§ REQUIRED WORK: From the listing below, extract every line in which the word "SUSTAINABLY" appears.

Stored items from a collection
========
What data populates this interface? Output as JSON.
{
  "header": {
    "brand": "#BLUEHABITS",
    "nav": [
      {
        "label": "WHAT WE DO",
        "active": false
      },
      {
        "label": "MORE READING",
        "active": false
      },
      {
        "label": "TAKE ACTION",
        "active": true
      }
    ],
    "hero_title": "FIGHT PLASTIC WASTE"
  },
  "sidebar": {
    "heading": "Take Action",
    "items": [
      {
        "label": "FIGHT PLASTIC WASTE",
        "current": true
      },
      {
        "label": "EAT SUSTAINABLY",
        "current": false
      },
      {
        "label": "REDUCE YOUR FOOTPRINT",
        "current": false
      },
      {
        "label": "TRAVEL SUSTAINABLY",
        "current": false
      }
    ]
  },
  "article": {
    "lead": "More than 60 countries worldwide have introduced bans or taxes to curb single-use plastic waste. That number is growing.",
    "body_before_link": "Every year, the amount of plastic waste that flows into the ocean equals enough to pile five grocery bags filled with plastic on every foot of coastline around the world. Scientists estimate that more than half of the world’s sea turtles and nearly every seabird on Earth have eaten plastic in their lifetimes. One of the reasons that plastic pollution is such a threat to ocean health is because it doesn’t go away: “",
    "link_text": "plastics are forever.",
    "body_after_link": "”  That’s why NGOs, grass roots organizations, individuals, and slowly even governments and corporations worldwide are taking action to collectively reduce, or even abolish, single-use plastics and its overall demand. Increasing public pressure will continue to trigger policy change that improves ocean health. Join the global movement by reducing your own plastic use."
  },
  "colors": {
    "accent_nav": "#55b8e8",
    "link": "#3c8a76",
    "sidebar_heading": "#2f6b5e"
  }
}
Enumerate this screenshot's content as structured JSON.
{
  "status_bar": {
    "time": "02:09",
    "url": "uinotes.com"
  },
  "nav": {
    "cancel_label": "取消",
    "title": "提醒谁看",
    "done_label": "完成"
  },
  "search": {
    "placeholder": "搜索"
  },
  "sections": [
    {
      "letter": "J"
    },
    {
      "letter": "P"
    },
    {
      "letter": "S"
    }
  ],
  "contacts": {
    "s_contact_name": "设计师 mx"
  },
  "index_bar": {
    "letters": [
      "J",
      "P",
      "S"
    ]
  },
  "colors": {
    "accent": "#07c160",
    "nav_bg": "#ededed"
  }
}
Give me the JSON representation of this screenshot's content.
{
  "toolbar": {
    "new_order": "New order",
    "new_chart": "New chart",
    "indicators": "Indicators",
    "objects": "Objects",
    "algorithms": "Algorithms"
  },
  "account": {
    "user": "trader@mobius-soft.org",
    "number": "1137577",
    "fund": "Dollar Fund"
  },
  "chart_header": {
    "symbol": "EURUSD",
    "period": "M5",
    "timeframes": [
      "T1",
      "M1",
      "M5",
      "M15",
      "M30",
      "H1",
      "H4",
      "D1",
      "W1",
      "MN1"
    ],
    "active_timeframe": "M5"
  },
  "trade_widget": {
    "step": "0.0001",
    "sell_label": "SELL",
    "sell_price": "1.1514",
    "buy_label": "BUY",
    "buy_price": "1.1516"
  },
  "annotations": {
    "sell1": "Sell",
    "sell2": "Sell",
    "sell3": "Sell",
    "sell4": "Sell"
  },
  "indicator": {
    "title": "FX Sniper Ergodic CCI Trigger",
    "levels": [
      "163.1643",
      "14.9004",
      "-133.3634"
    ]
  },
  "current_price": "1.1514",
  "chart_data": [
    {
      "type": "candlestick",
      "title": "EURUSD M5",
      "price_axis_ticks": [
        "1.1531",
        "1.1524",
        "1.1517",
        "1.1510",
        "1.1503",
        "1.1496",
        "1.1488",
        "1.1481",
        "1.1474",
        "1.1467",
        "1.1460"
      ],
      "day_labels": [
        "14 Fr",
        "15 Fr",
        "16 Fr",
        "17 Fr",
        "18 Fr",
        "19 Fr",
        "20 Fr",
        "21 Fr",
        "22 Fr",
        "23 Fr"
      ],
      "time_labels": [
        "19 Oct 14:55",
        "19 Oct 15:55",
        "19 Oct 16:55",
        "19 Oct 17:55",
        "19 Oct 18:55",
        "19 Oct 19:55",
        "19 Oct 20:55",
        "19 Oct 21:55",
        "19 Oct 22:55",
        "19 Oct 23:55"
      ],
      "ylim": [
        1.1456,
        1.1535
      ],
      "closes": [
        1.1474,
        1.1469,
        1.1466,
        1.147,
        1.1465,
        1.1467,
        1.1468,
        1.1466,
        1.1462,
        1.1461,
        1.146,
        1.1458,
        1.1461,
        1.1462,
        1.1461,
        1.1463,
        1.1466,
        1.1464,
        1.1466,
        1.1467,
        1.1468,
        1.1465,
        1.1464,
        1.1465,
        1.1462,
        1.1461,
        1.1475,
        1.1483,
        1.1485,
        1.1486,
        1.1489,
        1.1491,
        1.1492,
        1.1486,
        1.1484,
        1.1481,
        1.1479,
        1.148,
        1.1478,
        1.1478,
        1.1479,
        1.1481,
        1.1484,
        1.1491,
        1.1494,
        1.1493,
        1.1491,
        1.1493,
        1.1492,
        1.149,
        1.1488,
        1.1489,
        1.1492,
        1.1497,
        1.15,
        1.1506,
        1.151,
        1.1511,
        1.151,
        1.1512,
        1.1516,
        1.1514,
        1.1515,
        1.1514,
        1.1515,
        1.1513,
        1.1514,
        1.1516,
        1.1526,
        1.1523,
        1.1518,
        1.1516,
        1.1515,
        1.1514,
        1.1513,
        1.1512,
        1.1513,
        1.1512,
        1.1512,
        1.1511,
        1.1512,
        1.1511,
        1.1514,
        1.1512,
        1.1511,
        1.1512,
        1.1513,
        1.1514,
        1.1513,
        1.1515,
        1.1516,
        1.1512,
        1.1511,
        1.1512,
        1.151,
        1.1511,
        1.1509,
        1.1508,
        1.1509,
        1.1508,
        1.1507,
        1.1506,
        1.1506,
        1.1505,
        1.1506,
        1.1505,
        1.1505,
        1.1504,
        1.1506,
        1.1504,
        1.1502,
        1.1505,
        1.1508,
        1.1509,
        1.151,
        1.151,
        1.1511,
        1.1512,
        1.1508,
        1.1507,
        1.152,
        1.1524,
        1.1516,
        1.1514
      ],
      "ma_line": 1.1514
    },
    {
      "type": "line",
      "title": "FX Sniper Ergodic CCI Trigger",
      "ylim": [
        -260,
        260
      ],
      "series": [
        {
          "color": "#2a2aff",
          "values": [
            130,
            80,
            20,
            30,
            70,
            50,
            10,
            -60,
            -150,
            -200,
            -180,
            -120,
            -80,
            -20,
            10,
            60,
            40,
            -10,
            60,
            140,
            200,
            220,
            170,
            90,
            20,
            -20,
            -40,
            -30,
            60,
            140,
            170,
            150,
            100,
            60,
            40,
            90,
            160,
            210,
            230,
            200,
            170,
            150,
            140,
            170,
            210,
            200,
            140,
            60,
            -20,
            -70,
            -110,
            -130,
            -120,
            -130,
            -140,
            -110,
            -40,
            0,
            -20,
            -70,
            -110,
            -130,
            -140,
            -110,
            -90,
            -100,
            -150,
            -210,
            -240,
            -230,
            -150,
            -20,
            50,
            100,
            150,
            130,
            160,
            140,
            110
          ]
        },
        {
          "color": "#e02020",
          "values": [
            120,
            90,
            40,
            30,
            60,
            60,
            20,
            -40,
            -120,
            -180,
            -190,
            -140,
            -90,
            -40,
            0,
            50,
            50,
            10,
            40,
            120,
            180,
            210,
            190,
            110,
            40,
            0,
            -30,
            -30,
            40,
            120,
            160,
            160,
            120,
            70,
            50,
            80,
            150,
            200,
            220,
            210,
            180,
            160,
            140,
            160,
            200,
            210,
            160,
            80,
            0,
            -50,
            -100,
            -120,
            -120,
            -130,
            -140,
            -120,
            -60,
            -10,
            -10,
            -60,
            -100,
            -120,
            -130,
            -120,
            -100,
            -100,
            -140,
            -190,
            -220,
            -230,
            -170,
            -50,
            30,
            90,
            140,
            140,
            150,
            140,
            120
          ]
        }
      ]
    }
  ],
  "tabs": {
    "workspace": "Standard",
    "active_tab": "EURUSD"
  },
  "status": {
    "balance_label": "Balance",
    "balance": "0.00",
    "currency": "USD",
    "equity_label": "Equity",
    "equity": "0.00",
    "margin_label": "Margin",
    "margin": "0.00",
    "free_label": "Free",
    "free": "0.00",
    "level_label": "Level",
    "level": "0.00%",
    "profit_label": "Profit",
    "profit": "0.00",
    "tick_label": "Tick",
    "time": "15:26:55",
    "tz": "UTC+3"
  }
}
========
§ THE ANSWER:
        "label": "EAT SUSTAINABLY",
        "label": "TRAVEL SUSTAINABLY",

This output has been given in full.